BEGIN Material

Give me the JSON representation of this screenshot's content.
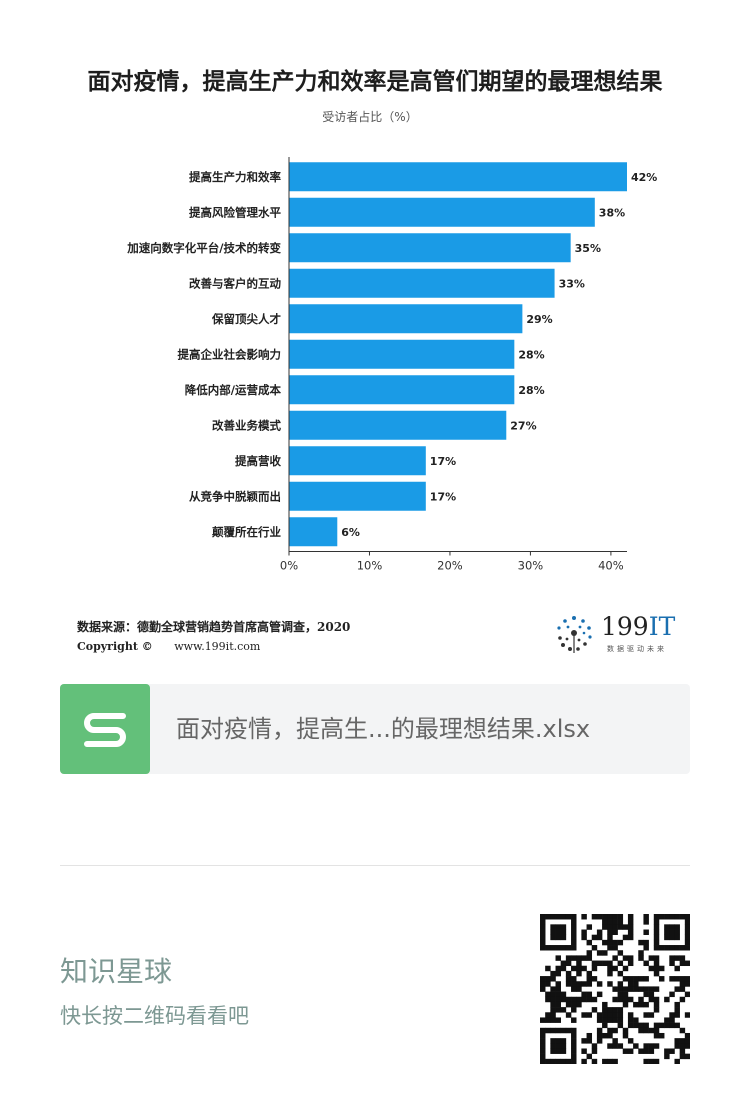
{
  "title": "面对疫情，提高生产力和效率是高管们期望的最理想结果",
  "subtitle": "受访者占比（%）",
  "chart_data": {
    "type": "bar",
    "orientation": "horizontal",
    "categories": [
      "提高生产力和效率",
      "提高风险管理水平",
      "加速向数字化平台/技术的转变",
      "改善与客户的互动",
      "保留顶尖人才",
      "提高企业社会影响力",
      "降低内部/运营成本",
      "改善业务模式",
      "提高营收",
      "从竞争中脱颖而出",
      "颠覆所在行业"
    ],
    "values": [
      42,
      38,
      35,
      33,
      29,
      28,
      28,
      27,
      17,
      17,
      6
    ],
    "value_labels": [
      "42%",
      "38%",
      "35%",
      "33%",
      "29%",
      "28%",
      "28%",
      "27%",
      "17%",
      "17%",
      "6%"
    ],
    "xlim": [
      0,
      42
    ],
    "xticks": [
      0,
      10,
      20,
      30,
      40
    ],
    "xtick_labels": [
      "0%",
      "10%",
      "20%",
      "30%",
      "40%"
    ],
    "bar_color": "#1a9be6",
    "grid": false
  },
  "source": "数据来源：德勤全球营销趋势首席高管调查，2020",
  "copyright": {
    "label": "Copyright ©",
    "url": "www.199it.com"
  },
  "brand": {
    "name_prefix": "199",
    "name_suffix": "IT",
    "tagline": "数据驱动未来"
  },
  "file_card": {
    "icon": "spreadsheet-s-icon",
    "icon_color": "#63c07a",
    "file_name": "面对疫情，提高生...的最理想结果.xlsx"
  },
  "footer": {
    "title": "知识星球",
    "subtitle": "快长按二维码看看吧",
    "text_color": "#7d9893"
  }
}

END Material
BEGIN Material

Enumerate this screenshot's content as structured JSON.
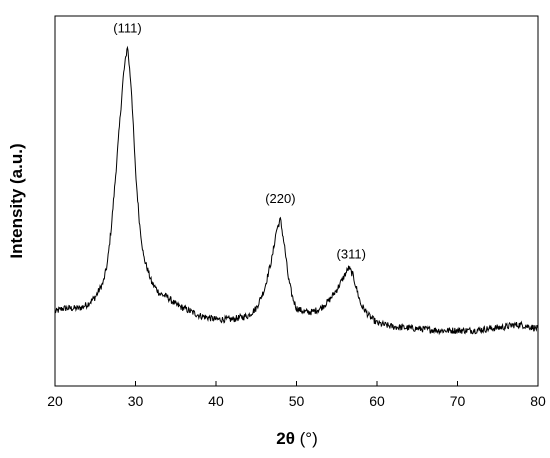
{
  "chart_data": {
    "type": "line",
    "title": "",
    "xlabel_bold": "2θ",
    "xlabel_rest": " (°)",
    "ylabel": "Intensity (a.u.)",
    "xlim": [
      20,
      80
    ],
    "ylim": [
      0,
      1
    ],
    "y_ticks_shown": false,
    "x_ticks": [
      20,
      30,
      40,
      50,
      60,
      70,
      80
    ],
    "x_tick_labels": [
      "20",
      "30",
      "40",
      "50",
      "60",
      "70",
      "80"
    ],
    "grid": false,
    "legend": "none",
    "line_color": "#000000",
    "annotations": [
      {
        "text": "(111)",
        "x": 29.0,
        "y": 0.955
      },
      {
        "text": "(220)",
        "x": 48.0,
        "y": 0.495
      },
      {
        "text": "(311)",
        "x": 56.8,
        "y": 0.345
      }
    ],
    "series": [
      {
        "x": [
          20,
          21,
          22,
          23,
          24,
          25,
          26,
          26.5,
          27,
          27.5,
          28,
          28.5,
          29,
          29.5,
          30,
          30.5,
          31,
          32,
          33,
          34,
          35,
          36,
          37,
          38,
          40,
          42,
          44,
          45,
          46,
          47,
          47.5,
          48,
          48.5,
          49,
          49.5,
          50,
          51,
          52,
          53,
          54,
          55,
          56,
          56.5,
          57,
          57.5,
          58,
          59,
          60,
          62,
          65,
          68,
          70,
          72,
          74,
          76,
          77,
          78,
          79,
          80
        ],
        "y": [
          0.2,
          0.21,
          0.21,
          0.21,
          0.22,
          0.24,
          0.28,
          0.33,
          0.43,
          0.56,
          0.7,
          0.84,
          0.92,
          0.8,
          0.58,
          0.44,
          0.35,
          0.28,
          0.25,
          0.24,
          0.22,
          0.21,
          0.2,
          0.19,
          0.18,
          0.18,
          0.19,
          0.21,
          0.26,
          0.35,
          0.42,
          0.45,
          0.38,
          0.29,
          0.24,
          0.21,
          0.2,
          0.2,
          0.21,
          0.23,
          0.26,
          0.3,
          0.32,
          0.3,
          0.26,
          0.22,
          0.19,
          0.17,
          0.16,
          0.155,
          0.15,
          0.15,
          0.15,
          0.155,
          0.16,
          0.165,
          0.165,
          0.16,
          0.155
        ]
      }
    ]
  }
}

END Material

What the task asks -> Extract every line above containing the word "screenshot".

The completed task ->
Give me the JSON representation of this screenshot's content.
Enumerate this screenshot's content as structured JSON.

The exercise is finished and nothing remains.